### GIVEN TASK
Pick out the lines below with "name" and list them.

[START TASK MATERIAL]

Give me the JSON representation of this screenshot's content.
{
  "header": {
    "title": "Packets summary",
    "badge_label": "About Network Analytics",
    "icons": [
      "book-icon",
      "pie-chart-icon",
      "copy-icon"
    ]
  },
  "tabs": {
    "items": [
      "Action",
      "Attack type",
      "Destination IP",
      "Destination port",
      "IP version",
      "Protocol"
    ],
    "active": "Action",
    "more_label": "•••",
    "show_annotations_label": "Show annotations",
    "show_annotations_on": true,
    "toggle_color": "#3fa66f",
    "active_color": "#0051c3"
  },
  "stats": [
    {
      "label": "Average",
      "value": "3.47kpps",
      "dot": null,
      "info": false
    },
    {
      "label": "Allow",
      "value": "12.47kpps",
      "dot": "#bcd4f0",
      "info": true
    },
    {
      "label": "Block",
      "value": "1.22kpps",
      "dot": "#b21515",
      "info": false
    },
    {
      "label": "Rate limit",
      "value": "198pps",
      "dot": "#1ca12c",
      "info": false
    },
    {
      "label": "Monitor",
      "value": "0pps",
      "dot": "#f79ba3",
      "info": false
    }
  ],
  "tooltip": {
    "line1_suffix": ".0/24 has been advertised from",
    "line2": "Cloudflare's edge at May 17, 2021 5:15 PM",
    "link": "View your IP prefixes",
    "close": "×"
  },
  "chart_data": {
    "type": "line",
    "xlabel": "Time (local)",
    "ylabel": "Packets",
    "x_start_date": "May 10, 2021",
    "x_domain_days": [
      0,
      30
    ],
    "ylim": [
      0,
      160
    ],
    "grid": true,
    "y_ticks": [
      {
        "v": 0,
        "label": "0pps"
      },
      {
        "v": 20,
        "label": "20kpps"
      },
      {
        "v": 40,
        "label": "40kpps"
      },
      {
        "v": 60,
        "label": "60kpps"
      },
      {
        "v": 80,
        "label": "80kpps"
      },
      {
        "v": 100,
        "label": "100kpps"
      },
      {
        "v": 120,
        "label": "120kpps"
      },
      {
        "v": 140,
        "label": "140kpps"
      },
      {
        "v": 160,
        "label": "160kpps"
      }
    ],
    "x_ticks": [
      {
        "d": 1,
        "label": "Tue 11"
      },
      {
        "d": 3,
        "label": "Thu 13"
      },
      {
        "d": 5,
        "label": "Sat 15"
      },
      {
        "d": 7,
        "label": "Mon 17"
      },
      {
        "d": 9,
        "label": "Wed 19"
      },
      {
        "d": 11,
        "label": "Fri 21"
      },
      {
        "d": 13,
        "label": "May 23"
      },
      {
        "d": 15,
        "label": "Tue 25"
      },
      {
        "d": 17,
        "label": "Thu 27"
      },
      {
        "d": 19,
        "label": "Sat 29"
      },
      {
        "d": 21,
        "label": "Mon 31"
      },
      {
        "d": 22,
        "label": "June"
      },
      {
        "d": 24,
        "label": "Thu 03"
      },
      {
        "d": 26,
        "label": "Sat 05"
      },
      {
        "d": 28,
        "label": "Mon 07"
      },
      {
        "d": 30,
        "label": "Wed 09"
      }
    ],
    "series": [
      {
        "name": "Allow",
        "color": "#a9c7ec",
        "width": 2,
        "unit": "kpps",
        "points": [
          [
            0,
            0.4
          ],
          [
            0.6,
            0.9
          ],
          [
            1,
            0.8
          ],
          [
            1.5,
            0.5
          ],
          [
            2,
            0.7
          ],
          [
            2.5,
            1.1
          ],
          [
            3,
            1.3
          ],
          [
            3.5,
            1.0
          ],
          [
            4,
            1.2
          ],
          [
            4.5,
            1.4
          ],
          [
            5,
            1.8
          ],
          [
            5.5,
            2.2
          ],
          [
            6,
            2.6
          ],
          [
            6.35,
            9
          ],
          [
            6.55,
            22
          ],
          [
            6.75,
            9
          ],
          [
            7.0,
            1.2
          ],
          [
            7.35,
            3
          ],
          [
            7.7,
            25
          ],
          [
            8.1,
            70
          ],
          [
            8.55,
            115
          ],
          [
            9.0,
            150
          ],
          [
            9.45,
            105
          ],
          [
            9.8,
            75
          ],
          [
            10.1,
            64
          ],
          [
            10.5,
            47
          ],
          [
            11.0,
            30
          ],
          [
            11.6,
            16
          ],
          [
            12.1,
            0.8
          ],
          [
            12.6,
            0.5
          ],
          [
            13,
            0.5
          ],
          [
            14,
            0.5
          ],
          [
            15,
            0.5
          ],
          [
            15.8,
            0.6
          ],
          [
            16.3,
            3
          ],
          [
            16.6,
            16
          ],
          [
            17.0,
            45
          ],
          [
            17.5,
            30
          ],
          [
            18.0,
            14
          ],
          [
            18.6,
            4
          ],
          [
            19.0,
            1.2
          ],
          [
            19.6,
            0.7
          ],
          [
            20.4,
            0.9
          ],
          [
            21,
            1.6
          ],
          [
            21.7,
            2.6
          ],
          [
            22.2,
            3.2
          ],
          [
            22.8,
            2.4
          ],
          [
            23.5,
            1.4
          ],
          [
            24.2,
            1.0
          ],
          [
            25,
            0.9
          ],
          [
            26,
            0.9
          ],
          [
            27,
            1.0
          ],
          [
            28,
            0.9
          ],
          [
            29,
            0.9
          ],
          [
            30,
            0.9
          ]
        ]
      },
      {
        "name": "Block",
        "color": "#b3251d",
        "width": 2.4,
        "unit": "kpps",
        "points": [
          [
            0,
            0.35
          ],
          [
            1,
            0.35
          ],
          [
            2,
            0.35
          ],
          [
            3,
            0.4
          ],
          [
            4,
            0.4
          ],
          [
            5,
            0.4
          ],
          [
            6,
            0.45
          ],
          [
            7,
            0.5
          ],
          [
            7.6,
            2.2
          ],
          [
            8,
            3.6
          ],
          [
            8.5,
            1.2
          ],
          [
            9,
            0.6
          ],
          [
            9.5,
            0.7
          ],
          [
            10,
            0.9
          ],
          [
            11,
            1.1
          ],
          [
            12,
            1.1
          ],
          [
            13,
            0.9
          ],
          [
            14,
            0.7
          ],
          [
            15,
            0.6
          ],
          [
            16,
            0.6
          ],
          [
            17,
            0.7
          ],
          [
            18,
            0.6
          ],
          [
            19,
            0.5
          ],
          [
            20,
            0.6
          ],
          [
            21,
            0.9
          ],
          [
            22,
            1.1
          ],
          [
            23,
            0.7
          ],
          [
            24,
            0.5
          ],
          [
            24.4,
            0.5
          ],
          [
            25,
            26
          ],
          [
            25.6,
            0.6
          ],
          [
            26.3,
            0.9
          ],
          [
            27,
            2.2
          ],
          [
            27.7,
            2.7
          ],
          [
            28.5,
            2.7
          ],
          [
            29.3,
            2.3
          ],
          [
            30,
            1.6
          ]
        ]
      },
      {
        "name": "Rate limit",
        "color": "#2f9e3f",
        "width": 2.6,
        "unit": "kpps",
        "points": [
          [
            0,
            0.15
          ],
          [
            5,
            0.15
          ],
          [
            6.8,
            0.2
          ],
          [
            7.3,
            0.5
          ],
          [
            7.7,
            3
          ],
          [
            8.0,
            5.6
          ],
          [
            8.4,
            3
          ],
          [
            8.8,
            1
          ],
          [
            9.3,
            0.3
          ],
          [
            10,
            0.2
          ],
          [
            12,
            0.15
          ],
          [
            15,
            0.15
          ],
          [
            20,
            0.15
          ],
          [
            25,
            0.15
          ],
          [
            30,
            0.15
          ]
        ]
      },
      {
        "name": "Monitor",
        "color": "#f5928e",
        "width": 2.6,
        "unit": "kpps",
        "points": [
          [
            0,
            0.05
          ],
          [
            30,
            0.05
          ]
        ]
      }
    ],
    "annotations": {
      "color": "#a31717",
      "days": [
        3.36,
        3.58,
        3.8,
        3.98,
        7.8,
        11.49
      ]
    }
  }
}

[END TASK MATERIAL]

### RESPONSE
        "name": "Allow",
        "name": "Block",
        "name": "Rate limit",
        "name": "Monitor",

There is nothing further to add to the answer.